◆ **EXERCISE DESCRIPTION**:
Please format every line of the listing below as a Markdown table with two columns, Row for the line's number and Text for the line itself, and leave out any blank lines.

::::::::::

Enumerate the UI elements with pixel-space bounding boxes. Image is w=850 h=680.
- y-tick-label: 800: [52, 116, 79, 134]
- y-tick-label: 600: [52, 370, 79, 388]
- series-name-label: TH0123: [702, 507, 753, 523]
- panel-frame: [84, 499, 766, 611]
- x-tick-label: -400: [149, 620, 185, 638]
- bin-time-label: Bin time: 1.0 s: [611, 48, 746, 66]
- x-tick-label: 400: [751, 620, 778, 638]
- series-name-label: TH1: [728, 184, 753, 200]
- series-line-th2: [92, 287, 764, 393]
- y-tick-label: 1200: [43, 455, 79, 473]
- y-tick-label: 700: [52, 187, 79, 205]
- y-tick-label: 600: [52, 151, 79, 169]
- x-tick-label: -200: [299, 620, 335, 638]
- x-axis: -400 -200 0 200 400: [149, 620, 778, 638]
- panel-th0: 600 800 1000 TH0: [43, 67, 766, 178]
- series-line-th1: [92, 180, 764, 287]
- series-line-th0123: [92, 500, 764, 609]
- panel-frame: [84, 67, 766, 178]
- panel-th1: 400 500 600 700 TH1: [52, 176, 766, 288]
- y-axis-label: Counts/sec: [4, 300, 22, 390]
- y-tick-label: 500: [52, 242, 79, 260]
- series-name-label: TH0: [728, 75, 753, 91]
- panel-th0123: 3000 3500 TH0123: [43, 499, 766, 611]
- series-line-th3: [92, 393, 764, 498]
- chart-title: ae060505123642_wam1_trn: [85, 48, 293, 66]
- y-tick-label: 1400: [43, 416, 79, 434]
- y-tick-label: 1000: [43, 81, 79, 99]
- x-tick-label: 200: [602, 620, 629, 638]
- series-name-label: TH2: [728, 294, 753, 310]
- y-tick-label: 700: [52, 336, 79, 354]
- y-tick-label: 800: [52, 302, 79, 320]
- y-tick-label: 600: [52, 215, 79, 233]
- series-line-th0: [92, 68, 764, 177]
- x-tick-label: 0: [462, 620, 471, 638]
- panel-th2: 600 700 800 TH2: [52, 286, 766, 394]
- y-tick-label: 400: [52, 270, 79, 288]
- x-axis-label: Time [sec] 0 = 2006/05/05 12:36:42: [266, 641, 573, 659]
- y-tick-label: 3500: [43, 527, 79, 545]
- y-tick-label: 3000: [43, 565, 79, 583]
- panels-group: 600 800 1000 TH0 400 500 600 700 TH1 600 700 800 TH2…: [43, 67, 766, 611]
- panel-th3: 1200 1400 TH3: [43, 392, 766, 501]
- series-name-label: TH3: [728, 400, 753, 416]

::::::::::

◆ **OUTPUT BELOW**:
| Row | Text |
|---|---|
| 1 | Enumerate the UI elements with pixel-space bounding boxes. Image is w=850 h=680. |
| 2 | - y-tick-label: 800: [52, 116, 79, 134] |
| 3 | - y-tick-label: 600: [52, 370, 79, 388] |
| 4 | - series-name-label: TH0123: [702, 507, 753, 523] |
| 5 | - panel-frame: [84, 499, 766, 611] |
| 6 | - x-tick-label: -400: [149, 620, 185, 638] |
| 7 | - bin-time-label: Bin time: 1.0 s: [611, 48, 746, 66] |
| 8 | - x-tick-label: 400: [751, 620, 778, 638] |
| 9 | - series-name-label: TH1: [728, 184, 753, 200] |
| 10 | - series-line-th2: [92, 287, 764, 393] |
| 11 | - y-tick-label: 1200: [43, 455, 79, 473] |
| 12 | - y-tick-label: 700: [52, 187, 79, 205] |
| 13 | - y-tick-label: 600: [52, 151, 79, 169] |
| 14 | - x-tick-label: -200: [299, 620, 335, 638] |
| 15 | - x-axis: -400 -200 0 200 400: [149, 620, 778, 638] |
| 16 | - panel-th0: 600 800 1000 TH0: [43, 67, 766, 178] |
| 17 | - series-line-th1: [92, 180, 764, 287] |
| 18 | - series-line-th0123: [92, 500, 764, 609] |
| 19 | - panel-frame: [84, 67, 766, 178] |
| 20 | - panel-th1: 400 500 600 700 TH1: [52, 176, 766, 288] |
| 21 | - y-axis-label: Counts/sec: [4, 300, 22, 390] |
| 22 | - y-tick-label: 500: [52, 242, 79, 260] |
| 23 | - series-name-label: TH0: [728, 75, 753, 91] |
| 24 | - panel-th0123: 3000 3500 TH0123: [43, 499, 766, 611] |
| 25 | - series-line-th3: [92, 393, 764, 498] |
| 26 | - chart-title: ae060505123642_wam1_trn: [85, 48, 293, 66] |
| 27 | - y-tick-label: 1400: [43, 416, 79, 434] |
| 28 | - y-tick-label: 1000: [43, 81, 79, 99] |
| 29 | - x-tick-label: 200: [602, 620, 629, 638] |
| 30 | - series-name-label: TH2: [728, 294, 753, 310] |
| 31 | - y-tick-label: 700: [52, 336, 79, 354] |
| 32 | - y-tick-label: 800: [52, 302, 79, 320] |
| 33 | - y-tick-label: 600: [52, 215, 79, 233] |
| 34 | - series-line-th0: [92, 68, 764, 177] |
| 35 | - x-tick-label: 0: [462, 620, 471, 638] |
| 36 | - panel-th2: 600 700 800 TH2: [52, 286, 766, 394] |
| 37 | - y-tick-label: 400: [52, 270, 79, 288] |
| 38 | - x-axis-label: Time [sec] 0 = 2006/05/05 12:36:42: [266, 641, 573, 659] |
| 39 | - y-tick-label: 3500: [43, 527, 79, 545] |
| 40 | - y-tick-label: 3000: [43, 565, 79, 583] |
| 41 | - panels-group: 600 800 1000 TH0 400 500 600 700 TH1 600 700 800 TH2…: [43, 67, 766, 611] |
| 42 | - panel-th3: 1200 1400 TH3: [43, 392, 766, 501] |
| 43 | - series-name-label: TH3: [728, 400, 753, 416] |